WORK TO DO:
Search the material and gather each line with "text" in it.

--- Begin EXERCISE MATERIAL ---

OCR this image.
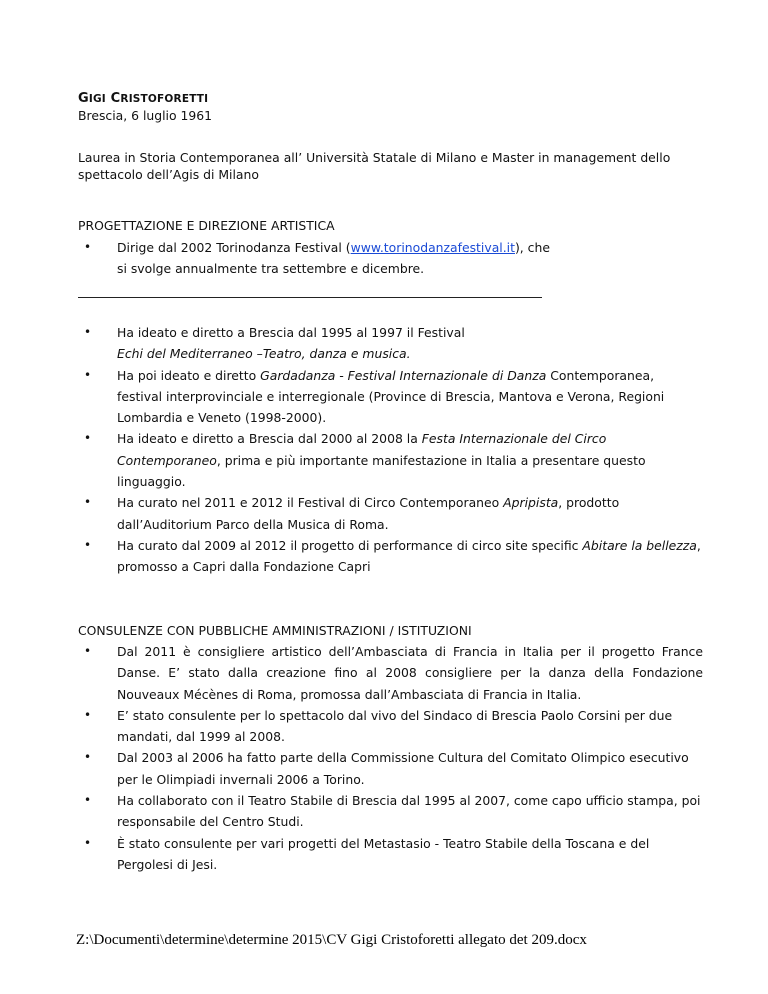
GIGI CRISTOFORETTI
Brescia, 6 luglio 1961
Laurea in Storia Contemporanea all’ Università Statale di Milano e Master in management dello spettacolo dell’Agis di Milano
PROGETTAZIONE E DIREZIONE ARTISTICA
• Dirige dal 2002 Torinodanza Festival (www.torinodanzafestival.it), che si svolge annualmente tra settembre e dicembre.
• Ha ideato e diretto a Brescia dal 1995 al 1997 il Festival
Echi del Mediterraneo –Teatro, danza e musica.
• Ha poi ideato e diretto Gardadanza - Festival Internazionale di Danza Contemporanea, festival interprovinciale e interregionale (Province di Brescia, Mantova e Verona, Regioni Lombardia e Veneto (1998-2000).
• Ha ideato e diretto a Brescia dal 2000 al 2008 la Festa Internazionale del Circo Contemporaneo, prima e più importante manifestazione in Italia a presentare questo linguaggio.
• Ha curato nel 2011 e 2012 il Festival di Circo Contemporaneo Apripista, prodotto dall’Auditorium Parco della Musica di Roma.
• Ha curato dal 2009 al 2012 il progetto di performance di circo site specific Abitare la bellezza, promosso a Capri dalla Fondazione Capri
CONSULENZE CON PUBBLICHE AMMINISTRAZIONI / ISTITUZIONI
• Dal 2011 è consigliere artistico dell’Ambasciata di Francia in Italia per il progetto France Danse. E’ stato dalla creazione fino al 2008 consigliere per la danza della Fondazione Nouveaux Mécènes di Roma, promossa dall’Ambasciata di Francia in Italia.
• E’ stato consulente per lo spettacolo dal vivo del Sindaco di Brescia Paolo Corsini per due mandati, dal 1999 al 2008.
• Dal 2003 al 2006 ha fatto parte della Commissione Cultura del Comitato Olimpico esecutivo per le Olimpiadi invernali 2006 a Torino.
• Ha collaborato con il Teatro Stabile di Brescia dal 1995 al 2007, come capo ufficio stampa, poi responsabile del Centro Studi.
• È stato consulente per vari progetti del Metastasio - Teatro Stabile della Toscana e del Pergolesi di Jesi.
Z:\Documenti\determine\determine 2015\CV Gigi Cristoforetti allegato det 209.docx
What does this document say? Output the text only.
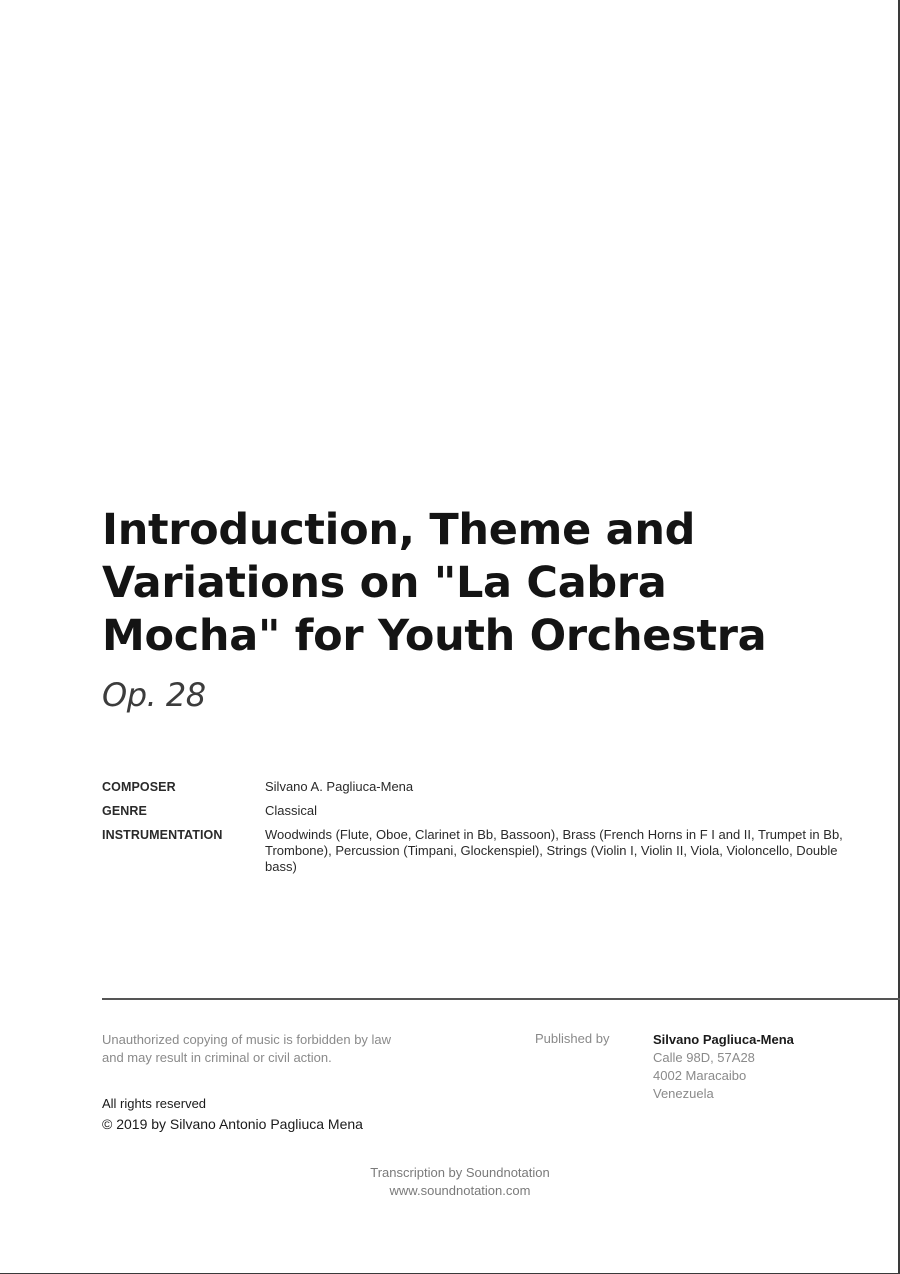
Introduction, Theme and Variations on "La Cabra Mocha" for Youth Orchestra
Op. 28
COMPOSER	Silvano A. Pagliuca-Mena
GENRE	Classical
INSTRUMENTATION	Woodwinds (Flute, Oboe, Clarinet in Bb, Bassoon), Brass (French Horns in F I and II, Trumpet in Bb, Trombone), Percussion (Timpani, Glockenspiel), Strings (Violin I, Violin II, Viola, Violoncello, Double bass)
Unauthorized copying of music is forbidden by law
and may result in criminal or civil action.
All rights reserved
© 2019 by Silvano Antonio Pagliuca Mena
Published by	Silvano Pagliuca-Mena
Calle 98D, 57A28
4002 Maracaibo
Venezuela
Transcription by Soundnotation
www.soundnotation.com
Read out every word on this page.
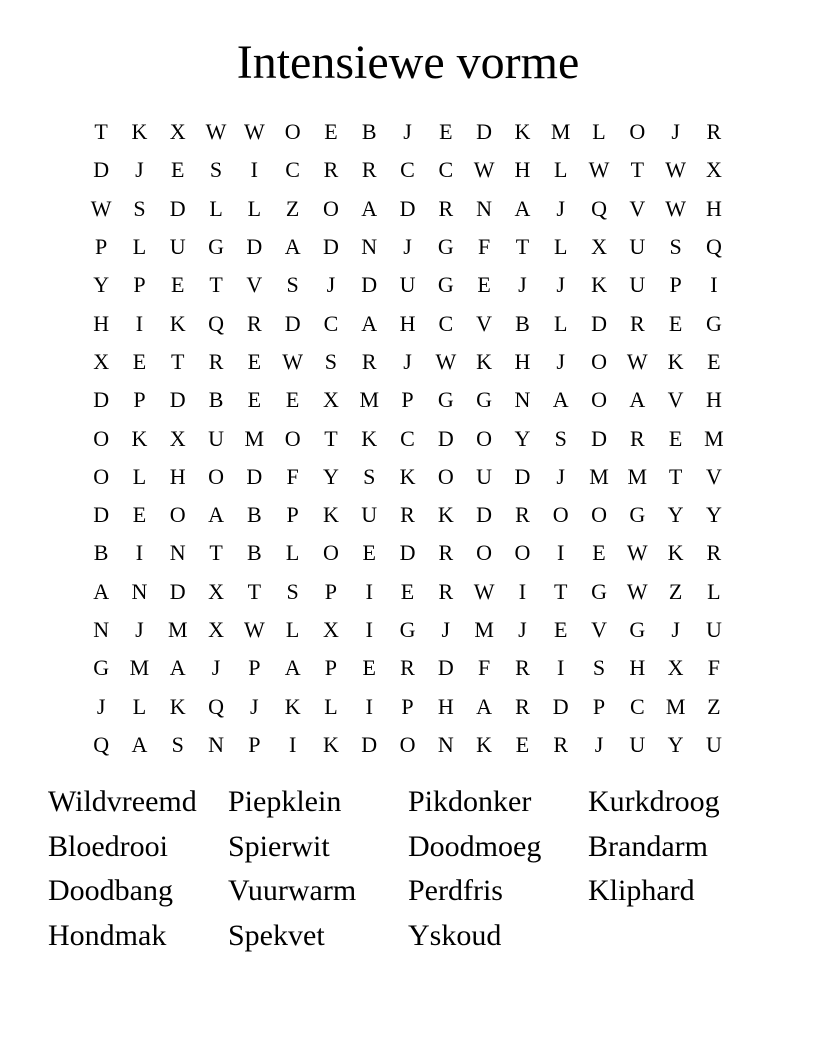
Intensiewe vorme
T	K	X W W O	E	B	J	E	D	K M L	O	J	R
D	J	E	S	I	C	R	R	C	C W H	L W T W X
W S	D	L	L	Z	O	A	D	R	N	A	J	Q	V W H
P	L	U	G	D	A	D	N	J	G	F	T	L	X	U	S	Q
Y	P	E	T	V	S	J	D	U	G	E	J	J	K	U	P	I
H	I	K	Q	R	D	C	A	H	C	V	B	L	D	R	E	G
X	E	T	R	E W S	R	J	W K	H	J	O W K	E
D	P	D	B	E	E	X M	P	G	G	N	A	O	A	V	H
O	K	X	U M O	T	K	C	D	O	Y	S	D	R	E M
O	L	H	O	D	F	Y	S	K	O	U	D	J	M M T	V
D	E	O	A	B	P	K	U	R	K	D	R	O	O	G	Y	Y
B	I	N	T	B	L	O	E	D	R	O	O	I	E W K	R
A	N	D	X	T	S	P	I	E	R W	I	T	G W Z	L
N	J	M X W L	X	I	G	J	M	J	E	V	G	J	U
G M A	J	P	A	P	E	R	D	F	R	I	S	H	X	F
J	L	K	Q	J	K	L	I	P	H	A	R	D	P	C M Z
Q	A	S	N	P	I	K	D	O	N	K	E	R	J	U	Y	U
Wildvreemd	Piepklein	Pikdonker	Kurkdroog
Bloedrooi	Spierwit	Doodmoeg	Brandarm
Doodbang	Vuurwarm	Perdfris	Kliphard
Hondmak	Spekvet	Yskoud
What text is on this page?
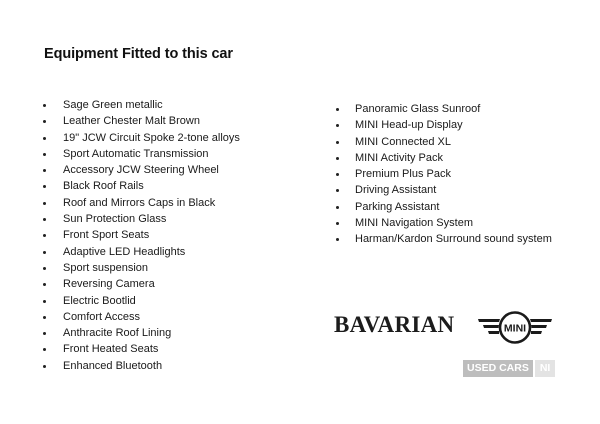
Equipment Fitted to this car
Sage Green metallic
Leather Chester Malt Brown
19" JCW Circuit Spoke 2-tone alloys
Sport Automatic Transmission
Accessory JCW Steering Wheel
Black Roof Rails
Roof and Mirrors Caps in Black
Sun Protection Glass
Front Sport Seats
Adaptive LED Headlights
Sport suspension
Reversing Camera
Electric Bootlid
Comfort Access
Anthracite Roof Lining
Front Heated Seats
Enhanced Bluetooth
Panoramic Glass Sunroof
MINI Head-up Display
MINI Connected XL
MINI Activity Pack
Premium Plus Pack
Driving Assistant
Parking Assistant
MINI Navigation System
Harman/Kardon Surround sound system
BAVARIAN	MINI
USED CARS	NI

--- End EXERCISE MATERIAL ---

REPLY TO THE TASK:
What does this document say? Output the text only.
What text is on this page?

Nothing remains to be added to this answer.